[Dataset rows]
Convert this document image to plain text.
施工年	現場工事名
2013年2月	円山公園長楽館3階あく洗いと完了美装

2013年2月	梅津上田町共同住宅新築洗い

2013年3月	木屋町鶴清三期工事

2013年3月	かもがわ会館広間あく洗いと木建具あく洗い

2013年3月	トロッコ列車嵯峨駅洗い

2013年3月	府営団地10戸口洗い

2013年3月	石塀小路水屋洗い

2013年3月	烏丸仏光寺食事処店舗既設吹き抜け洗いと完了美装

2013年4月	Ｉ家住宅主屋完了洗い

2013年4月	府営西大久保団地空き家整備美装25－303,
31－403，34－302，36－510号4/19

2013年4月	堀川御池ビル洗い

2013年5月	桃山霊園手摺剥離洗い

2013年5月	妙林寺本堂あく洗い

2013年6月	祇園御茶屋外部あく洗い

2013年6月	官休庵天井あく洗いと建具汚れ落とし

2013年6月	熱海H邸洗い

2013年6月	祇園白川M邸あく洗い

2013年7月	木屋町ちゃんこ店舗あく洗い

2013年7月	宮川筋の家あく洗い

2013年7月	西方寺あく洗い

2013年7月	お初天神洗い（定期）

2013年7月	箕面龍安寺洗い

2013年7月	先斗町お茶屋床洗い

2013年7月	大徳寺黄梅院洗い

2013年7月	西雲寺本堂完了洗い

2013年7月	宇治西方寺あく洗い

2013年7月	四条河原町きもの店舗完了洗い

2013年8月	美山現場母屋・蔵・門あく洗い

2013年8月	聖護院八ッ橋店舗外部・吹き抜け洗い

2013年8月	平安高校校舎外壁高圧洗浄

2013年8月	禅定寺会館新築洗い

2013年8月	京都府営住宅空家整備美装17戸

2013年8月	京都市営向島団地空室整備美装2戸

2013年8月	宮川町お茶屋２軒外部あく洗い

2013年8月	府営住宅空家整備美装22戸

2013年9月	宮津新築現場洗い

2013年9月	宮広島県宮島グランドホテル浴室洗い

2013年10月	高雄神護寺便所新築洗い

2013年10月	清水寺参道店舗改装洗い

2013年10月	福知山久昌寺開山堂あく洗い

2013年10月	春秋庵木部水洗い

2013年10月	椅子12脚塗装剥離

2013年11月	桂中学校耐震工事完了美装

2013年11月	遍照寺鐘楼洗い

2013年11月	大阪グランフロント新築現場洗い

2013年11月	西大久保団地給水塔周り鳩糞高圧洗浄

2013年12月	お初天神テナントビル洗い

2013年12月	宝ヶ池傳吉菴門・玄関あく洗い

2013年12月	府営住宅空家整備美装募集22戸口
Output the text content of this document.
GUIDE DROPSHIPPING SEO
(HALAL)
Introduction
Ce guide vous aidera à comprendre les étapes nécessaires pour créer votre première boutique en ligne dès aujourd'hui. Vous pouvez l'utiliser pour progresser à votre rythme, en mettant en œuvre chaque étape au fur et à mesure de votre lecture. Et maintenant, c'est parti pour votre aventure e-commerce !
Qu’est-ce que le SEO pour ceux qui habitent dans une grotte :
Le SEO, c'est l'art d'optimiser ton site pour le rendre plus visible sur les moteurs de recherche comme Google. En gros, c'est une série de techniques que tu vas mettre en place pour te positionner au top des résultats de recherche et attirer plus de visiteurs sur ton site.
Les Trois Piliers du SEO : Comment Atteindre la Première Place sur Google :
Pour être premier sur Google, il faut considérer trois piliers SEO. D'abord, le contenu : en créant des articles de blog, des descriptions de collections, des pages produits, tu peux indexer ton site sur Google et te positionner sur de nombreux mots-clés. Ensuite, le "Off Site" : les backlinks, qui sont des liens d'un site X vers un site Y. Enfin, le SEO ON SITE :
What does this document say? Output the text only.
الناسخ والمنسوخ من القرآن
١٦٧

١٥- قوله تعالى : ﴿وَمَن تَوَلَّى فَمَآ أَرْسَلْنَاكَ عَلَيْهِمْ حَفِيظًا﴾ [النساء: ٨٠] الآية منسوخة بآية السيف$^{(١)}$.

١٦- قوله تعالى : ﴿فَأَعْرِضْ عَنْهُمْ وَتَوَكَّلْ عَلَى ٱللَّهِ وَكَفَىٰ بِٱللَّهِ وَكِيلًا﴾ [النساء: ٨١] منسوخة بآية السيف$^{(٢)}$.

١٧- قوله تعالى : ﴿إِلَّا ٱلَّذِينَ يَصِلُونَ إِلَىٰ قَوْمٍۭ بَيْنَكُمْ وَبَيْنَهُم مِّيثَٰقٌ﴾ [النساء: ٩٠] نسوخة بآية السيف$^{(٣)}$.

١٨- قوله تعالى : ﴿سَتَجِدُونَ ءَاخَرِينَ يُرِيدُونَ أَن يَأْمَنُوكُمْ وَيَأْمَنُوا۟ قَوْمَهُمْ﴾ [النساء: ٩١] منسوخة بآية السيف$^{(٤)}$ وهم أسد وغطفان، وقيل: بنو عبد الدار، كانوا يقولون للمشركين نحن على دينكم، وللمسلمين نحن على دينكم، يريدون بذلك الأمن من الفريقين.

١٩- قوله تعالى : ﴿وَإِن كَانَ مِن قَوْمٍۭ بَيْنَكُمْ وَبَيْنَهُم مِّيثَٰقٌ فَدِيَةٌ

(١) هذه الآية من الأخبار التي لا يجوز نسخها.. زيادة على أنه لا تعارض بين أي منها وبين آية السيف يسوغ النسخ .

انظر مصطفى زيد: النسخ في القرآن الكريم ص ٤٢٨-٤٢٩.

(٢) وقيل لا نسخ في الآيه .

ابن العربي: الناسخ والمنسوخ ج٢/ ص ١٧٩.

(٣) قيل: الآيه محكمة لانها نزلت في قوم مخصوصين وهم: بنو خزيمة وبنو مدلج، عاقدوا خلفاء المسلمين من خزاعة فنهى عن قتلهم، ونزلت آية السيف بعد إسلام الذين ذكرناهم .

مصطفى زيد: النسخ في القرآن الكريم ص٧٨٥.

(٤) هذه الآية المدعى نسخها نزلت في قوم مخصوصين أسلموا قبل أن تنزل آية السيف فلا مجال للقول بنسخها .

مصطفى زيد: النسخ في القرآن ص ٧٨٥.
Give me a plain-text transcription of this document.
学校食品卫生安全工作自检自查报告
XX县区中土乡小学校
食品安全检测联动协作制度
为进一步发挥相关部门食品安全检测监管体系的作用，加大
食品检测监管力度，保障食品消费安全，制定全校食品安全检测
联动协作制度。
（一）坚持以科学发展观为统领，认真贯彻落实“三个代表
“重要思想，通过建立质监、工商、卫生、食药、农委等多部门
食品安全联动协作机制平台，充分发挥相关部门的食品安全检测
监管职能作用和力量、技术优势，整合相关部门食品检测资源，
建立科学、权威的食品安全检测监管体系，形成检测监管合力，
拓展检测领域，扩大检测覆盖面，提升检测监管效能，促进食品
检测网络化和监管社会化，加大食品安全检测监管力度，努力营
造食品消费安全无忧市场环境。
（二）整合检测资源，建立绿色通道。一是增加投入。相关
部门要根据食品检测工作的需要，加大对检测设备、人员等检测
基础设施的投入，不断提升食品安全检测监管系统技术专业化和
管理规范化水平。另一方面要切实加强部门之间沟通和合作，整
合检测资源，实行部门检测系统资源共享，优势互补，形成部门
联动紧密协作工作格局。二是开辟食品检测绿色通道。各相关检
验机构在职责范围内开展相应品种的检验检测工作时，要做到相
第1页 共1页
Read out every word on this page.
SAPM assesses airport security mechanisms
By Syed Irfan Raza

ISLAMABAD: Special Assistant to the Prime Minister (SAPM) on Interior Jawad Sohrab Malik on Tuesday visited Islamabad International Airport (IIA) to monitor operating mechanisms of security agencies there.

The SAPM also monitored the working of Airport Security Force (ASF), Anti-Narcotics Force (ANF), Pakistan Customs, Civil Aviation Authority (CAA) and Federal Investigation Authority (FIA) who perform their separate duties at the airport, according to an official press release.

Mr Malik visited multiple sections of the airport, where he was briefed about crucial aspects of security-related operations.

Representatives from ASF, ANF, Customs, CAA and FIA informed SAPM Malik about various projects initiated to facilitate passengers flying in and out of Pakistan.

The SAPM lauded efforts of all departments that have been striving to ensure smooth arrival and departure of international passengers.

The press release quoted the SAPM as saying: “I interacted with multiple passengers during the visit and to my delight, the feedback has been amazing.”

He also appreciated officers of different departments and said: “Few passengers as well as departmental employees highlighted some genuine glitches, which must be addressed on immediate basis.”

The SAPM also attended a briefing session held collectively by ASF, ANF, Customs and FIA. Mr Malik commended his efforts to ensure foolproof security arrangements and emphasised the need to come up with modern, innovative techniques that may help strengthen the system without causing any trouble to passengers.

# [Required task]
Copy out every line of the listing that contains the string "مخصوصين".

# [Result for this task]
(٣) قيل: الآيه محكمة لانها نزلت في قوم مخصوصين وهم: بنو خزيمة وبنو مدلج، عاقدوا خلفاء المسلمين من خزاعة فنهى عن قتلهم، ونزلت آية السيف بعد إسلام الذين ذكرناهم .
(٤) هذه الآية المدعى نسخها نزلت في قوم مخصوصين أسلموا قبل أن تنزل آية السيف فلا مجال للقول بنسخها .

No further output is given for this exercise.